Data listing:
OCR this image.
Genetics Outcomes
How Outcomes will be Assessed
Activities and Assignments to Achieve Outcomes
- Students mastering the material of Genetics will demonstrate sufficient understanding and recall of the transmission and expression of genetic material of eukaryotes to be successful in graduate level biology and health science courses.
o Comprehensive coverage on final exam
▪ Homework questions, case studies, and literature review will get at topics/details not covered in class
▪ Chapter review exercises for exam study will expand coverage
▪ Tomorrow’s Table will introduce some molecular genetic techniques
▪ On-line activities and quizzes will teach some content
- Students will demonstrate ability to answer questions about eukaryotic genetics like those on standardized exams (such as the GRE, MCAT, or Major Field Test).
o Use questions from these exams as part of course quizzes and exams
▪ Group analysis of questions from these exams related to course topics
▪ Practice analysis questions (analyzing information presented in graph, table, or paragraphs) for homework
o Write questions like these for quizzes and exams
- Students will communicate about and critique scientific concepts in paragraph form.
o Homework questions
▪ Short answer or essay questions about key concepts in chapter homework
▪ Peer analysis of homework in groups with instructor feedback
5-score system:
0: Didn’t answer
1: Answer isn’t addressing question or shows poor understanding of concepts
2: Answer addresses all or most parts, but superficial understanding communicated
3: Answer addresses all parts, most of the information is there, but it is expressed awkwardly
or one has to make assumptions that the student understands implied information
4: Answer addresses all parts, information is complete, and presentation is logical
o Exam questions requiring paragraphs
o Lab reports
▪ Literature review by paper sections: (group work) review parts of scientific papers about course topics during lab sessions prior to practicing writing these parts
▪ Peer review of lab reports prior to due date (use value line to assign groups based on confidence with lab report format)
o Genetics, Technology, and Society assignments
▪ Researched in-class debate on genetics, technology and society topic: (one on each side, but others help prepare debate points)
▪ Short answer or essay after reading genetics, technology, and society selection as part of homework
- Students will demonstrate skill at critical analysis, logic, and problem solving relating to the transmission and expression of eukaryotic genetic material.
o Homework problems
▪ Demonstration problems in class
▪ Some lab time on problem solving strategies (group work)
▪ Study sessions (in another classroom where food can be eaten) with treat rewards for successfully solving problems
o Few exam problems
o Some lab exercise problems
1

**Task requirements**: From the listing above, copy every line that holds the string "material".

**Exercise result**:
- Students mastering the material of Genetics will demonstrate sufficient understanding and recall of the transmission and expression of genetic material of eukaryotes to be successful in graduate level biology and health science courses.
- Students will demonstrate skill at critical analysis, logic, and problem solving relating to the transmission and expression of eukaryotic genetic material.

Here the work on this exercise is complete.